→ **Set problem**: Copy, from the entries below, each line in which the string "особенно" appears.

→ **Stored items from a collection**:
-------
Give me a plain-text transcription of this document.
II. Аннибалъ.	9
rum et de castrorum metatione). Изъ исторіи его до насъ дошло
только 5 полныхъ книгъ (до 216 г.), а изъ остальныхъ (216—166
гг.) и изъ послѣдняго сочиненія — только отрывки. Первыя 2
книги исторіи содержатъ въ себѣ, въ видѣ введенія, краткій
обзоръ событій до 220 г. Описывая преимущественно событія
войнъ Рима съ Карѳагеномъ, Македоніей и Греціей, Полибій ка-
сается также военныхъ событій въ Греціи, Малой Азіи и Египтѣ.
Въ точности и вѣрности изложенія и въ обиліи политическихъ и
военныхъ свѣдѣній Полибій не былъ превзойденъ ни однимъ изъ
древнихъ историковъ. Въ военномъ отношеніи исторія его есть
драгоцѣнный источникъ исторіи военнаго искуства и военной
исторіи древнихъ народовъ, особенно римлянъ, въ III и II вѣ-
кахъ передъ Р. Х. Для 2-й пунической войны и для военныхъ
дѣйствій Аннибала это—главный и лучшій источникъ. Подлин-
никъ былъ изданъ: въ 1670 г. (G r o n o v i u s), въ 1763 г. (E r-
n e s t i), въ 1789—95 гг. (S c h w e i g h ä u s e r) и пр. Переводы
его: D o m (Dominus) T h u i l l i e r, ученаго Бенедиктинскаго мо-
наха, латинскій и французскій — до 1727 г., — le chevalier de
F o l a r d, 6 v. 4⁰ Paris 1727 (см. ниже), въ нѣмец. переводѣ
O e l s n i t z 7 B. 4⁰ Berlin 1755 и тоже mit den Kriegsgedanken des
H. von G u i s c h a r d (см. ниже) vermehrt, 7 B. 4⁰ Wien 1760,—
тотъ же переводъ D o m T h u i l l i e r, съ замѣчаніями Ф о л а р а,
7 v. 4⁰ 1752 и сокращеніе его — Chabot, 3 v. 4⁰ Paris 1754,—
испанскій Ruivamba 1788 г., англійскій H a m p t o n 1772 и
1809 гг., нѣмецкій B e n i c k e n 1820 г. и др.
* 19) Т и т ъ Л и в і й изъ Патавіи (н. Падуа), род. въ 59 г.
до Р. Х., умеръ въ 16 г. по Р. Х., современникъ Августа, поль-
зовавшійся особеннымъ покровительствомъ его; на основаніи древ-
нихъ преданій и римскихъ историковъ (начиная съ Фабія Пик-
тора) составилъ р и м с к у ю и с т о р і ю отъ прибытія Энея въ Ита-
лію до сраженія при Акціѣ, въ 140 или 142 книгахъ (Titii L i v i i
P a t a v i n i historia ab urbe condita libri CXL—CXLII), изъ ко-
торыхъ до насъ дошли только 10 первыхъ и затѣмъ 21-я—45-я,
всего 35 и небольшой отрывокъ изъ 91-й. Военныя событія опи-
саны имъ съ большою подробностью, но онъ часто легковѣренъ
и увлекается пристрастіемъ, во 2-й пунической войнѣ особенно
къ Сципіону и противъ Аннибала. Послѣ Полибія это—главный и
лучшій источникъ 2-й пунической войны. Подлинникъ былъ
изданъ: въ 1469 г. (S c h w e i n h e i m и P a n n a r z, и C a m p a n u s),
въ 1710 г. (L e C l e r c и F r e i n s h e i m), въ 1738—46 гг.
-------
→ **Task response**:
исторіи древнихъ народовъ, особенно римлянъ, въ III и II вѣ-
и увлекается пристрастіемъ, во 2-й пунической войнѣ особенно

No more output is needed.